INSTRUCTION: Your task is to copy the listing exactly. Drop any pictures from the copy.

(Figure record extracts)
┄┄┄┄┄┄┄┄┄┄┄┄┄┄┄┄┄┄┄┄
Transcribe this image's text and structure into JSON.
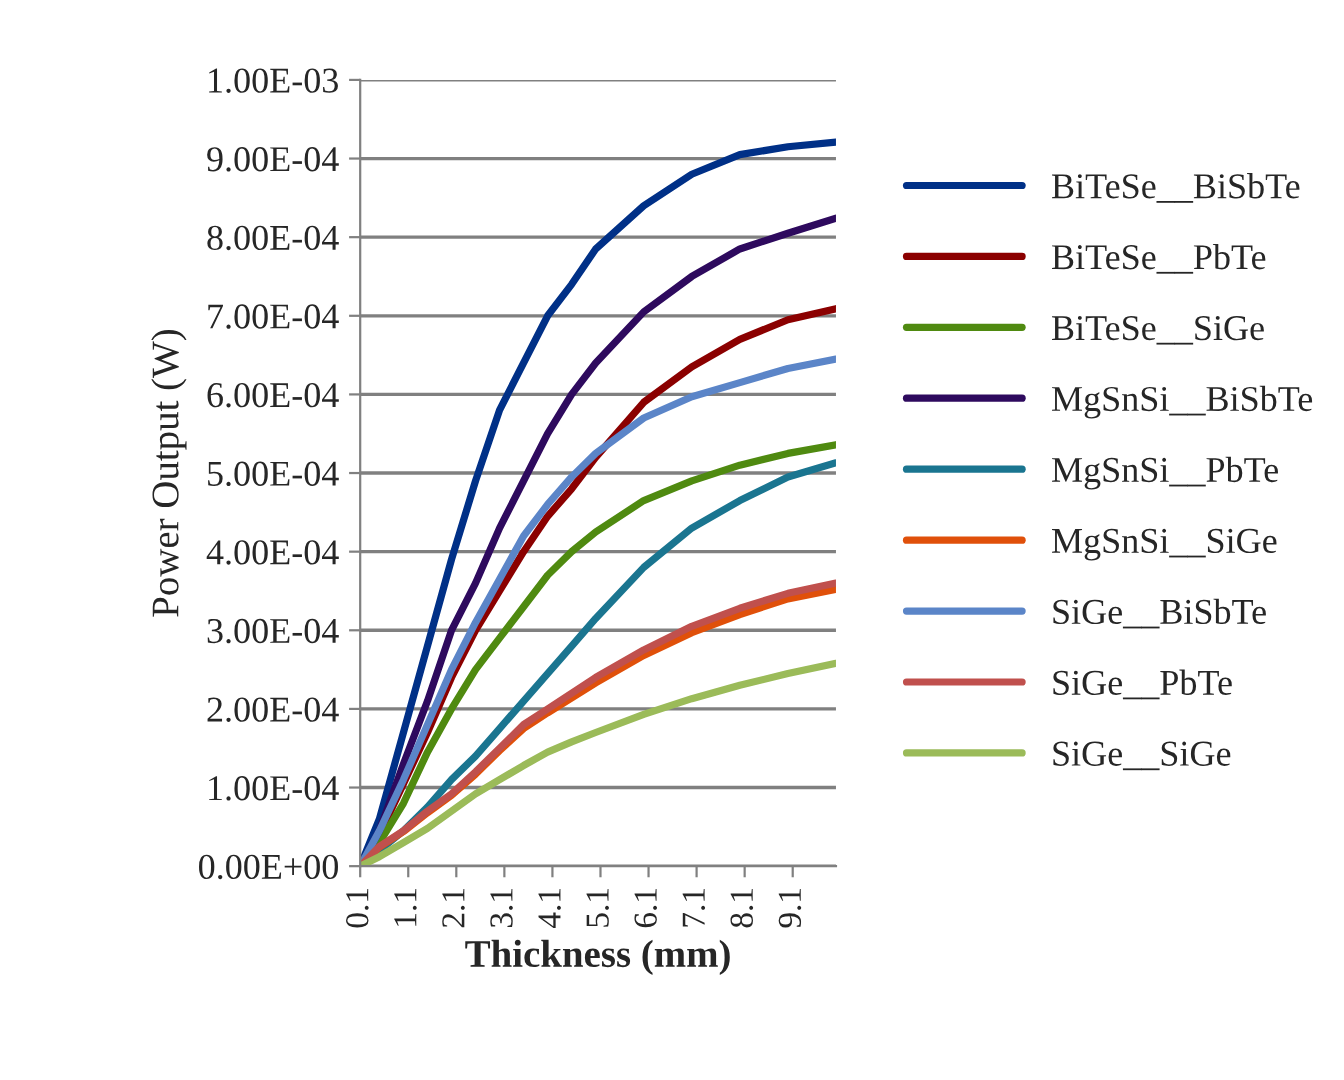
{
  "chart_data": {
    "type": "line",
    "xlabel": "Thickness (mm)",
    "ylabel": "Power Output (W)",
    "x": [
      0.1,
      0.5,
      1,
      1.5,
      2,
      2.5,
      3,
      3.5,
      4,
      4.5,
      5,
      6,
      7,
      8,
      9,
      10
    ],
    "xlim": [
      0.1,
      10
    ],
    "xticks": [
      0.1,
      1.1,
      2.1,
      3.1,
      4.1,
      5.1,
      6.1,
      7.1,
      8.1,
      9.1
    ],
    "ylim": [
      0,
      0.001
    ],
    "yticks": [
      {
        "value": 0,
        "label": "0.00E+00"
      },
      {
        "value": 0.0001,
        "label": "1.00E-04"
      },
      {
        "value": 0.0002,
        "label": "2.00E-04"
      },
      {
        "value": 0.0003,
        "label": "3.00E-04"
      },
      {
        "value": 0.0004,
        "label": "4.00E-04"
      },
      {
        "value": 0.0005,
        "label": "5.00E-04"
      },
      {
        "value": 0.0006,
        "label": "6.00E-04"
      },
      {
        "value": 0.0007,
        "label": "7.00E-04"
      },
      {
        "value": 0.0008,
        "label": "8.00E-04"
      },
      {
        "value": 0.0009,
        "label": "9.00E-04"
      },
      {
        "value": 0.001,
        "label": "1.00E-03"
      }
    ],
    "grid": "y",
    "legend": "right",
    "line_style": "solid",
    "marker": "none",
    "series": [
      {
        "name": "BiTeSe__BiSbTe",
        "color": "#003087",
        "values": [
          0,
          6e-05,
          0.00017,
          0.00028,
          0.00039,
          0.00049,
          0.00058,
          0.00064,
          0.0007,
          0.00074,
          0.000785,
          0.00084,
          0.00088,
          0.000905,
          0.000915,
          0.000921
        ]
      },
      {
        "name": "BiTeSe__PbTe",
        "color": "#8b0000",
        "values": [
          0,
          4e-05,
          0.000105,
          0.00017,
          0.00024,
          0.0003,
          0.00035,
          0.0004,
          0.000445,
          0.00048,
          0.00052,
          0.00059,
          0.000635,
          0.00067,
          0.000695,
          0.000709
        ]
      },
      {
        "name": "BiTeSe__SiGe",
        "color": "#4f8a10",
        "values": [
          0,
          3e-05,
          8e-05,
          0.000145,
          0.0002,
          0.00025,
          0.00029,
          0.00033,
          0.00037,
          0.0004,
          0.000425,
          0.000465,
          0.00049,
          0.00051,
          0.000525,
          0.000536
        ]
      },
      {
        "name": "MgSnSi__BiSbTe",
        "color": "#2e0a5e",
        "values": [
          0,
          4.5e-05,
          0.00013,
          0.00021,
          0.0003,
          0.00036,
          0.00043,
          0.00049,
          0.00055,
          0.0006,
          0.00064,
          0.000705,
          0.00075,
          0.000785,
          0.000805,
          0.000824
        ]
      },
      {
        "name": "MgSnSi__PbTe",
        "color": "#1a7590",
        "values": [
          0,
          2e-05,
          4.5e-05,
          7.5e-05,
          0.00011,
          0.00014,
          0.000175,
          0.00021,
          0.000245,
          0.00028,
          0.000315,
          0.00038,
          0.00043,
          0.000465,
          0.000495,
          0.000513
        ]
      },
      {
        "name": "MgSnSi__SiGe",
        "color": "#e0500a",
        "values": [
          0,
          2.4e-05,
          4.4e-05,
          6.8e-05,
          9e-05,
          0.000117,
          0.000147,
          0.000175,
          0.000195,
          0.000214,
          0.000233,
          0.000268,
          0.000297,
          0.00032,
          0.00034,
          0.000352
        ]
      },
      {
        "name": "SiGe__BiSbTe",
        "color": "#5b85c8",
        "values": [
          0,
          4.5e-05,
          0.00011,
          0.00018,
          0.00025,
          0.00031,
          0.000365,
          0.00042,
          0.00046,
          0.000495,
          0.000525,
          0.00057,
          0.000597,
          0.000615,
          0.000633,
          0.000645
        ]
      },
      {
        "name": "SiGe__PbTe",
        "color": "#c0504d",
        "values": [
          0,
          2.5e-05,
          4.5e-05,
          7e-05,
          9.2e-05,
          0.00012,
          0.00015,
          0.00018,
          0.0002,
          0.00022,
          0.00024,
          0.000275,
          0.000305,
          0.000328,
          0.000347,
          0.00036
        ]
      },
      {
        "name": "SiGe__SiGe",
        "color": "#9bbb59",
        "values": [
          0,
          1.2e-05,
          3e-05,
          4.8e-05,
          7e-05,
          9.2e-05,
          0.00011,
          0.000128,
          0.000145,
          0.000158,
          0.00017,
          0.000193,
          0.000213,
          0.00023,
          0.000245,
          0.000258
        ]
      }
    ]
  }
}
┄┄┄┄┄┄┄┄┄┄┄┄┄┄┄┄┄┄┄┄
RESPONSE:
Transcribe this image's text and structure into JSON.
{
  "chart_data": {
    "type": "line",
    "xlabel": "Thickness (mm)",
    "ylabel": "Power Output (W)",
    "x": [
      0.1,
      0.5,
      1,
      1.5,
      2,
      2.5,
      3,
      3.5,
      4,
      4.5,
      5,
      6,
      7,
      8,
      9,
      10
    ],
    "xlim": [
      0.1,
      10
    ],
    "xticks": [
      0.1,
      1.1,
      2.1,
      3.1,
      4.1,
      5.1,
      6.1,
      7.1,
      8.1,
      9.1
    ],
    "ylim": [
      0,
      0.001
    ],
    "yticks": [
      {
        "value": 0,
        "label": "0.00E+00"
      },
      {
        "value": 0.0001,
        "label": "1.00E-04"
      },
      {
        "value": 0.0002,
        "label": "2.00E-04"
      },
      {
        "value": 0.0003,
        "label": "3.00E-04"
      },
      {
        "value": 0.0004,
        "label": "4.00E-04"
      },
      {
        "value": 0.0005,
        "label": "5.00E-04"
      },
      {
        "value": 0.0006,
        "label": "6.00E-04"
      },
      {
        "value": 0.0007,
        "label": "7.00E-04"
      },
      {
        "value": 0.0008,
        "label": "8.00E-04"
      },
      {
        "value": 0.0009,
        "label": "9.00E-04"
      },
      {
        "value": 0.001,
        "label": "1.00E-03"
      }
    ],
    "grid": "y",
    "legend": "right",
    "line_style": "solid",
    "marker": "none",
    "series": [
      {
        "name": "BiTeSe__BiSbTe",
        "color": "#003087",
        "values": [
          0,
          6e-05,
          0.00017,
          0.00028,
          0.00039,
          0.00049,
          0.00058,
          0.00064,
          0.0007,
          0.00074,
          0.000785,
          0.00084,
          0.00088,
          0.000905,
          0.000915,
          0.000921
        ]
      },
      {
        "name": "BiTeSe__PbTe",
        "color": "#8b0000",
        "values": [
          0,
          4e-05,
          0.000105,
          0.00017,
          0.00024,
          0.0003,
          0.00035,
          0.0004,
          0.000445,
          0.00048,
          0.00052,
          0.00059,
          0.000635,
          0.00067,
          0.000695,
          0.000709
        ]
      },
      {
        "name": "BiTeSe__SiGe",
        "color": "#4f8a10",
        "values": [
          0,
          3e-05,
          8e-05,
          0.000145,
          0.0002,
          0.00025,
          0.00029,
          0.00033,
          0.00037,
          0.0004,
          0.000425,
          0.000465,
          0.00049,
          0.00051,
          0.000525,
          0.000536
        ]
      },
      {
        "name": "MgSnSi__BiSbTe",
        "color": "#2e0a5e",
        "values": [
          0,
          4.5e-05,
          0.00013,
          0.00021,
          0.0003,
          0.00036,
          0.00043,
          0.00049,
          0.00055,
          0.0006,
          0.00064,
          0.000705,
          0.00075,
          0.000785,
          0.000805,
          0.000824
        ]
      },
      {
        "name": "MgSnSi__PbTe",
        "color": "#1a7590",
        "values": [
          0,
          2e-05,
          4.5e-05,
          7.5e-05,
          0.00011,
          0.00014,
          0.000175,
          0.00021,
          0.000245,
          0.00028,
          0.000315,
          0.00038,
          0.00043,
          0.000465,
          0.000495,
          0.000513
        ]
      },
      {
        "name": "MgSnSi__SiGe",
        "color": "#e0500a",
        "values": [
          0,
          2.4e-05,
          4.4e-05,
          6.8e-05,
          9e-05,
          0.000117,
          0.000147,
          0.000175,
          0.000195,
          0.000214,
          0.000233,
          0.000268,
          0.000297,
          0.00032,
          0.00034,
          0.000352
        ]
      },
      {
        "name": "SiGe__BiSbTe",
        "color": "#5b85c8",
        "values": [
          0,
          4.5e-05,
          0.00011,
          0.00018,
          0.00025,
          0.00031,
          0.000365,
          0.00042,
          0.00046,
          0.000495,
          0.000525,
          0.00057,
          0.000597,
          0.000615,
          0.000633,
          0.000645
        ]
      },
      {
        "name": "SiGe__PbTe",
        "color": "#c0504d",
        "values": [
          0,
          2.5e-05,
          4.5e-05,
          7e-05,
          9.2e-05,
          0.00012,
          0.00015,
          0.00018,
          0.0002,
          0.00022,
          0.00024,
          0.000275,
          0.000305,
          0.000328,
          0.000347,
          0.00036
        ]
      },
      {
        "name": "SiGe__SiGe",
        "color": "#9bbb59",
        "values": [
          0,
          1.2e-05,
          3e-05,
          4.8e-05,
          7e-05,
          9.2e-05,
          0.00011,
          0.000128,
          0.000145,
          0.000158,
          0.00017,
          0.000193,
          0.000213,
          0.00023,
          0.000245,
          0.000258
        ]
      }
    ]
  }
}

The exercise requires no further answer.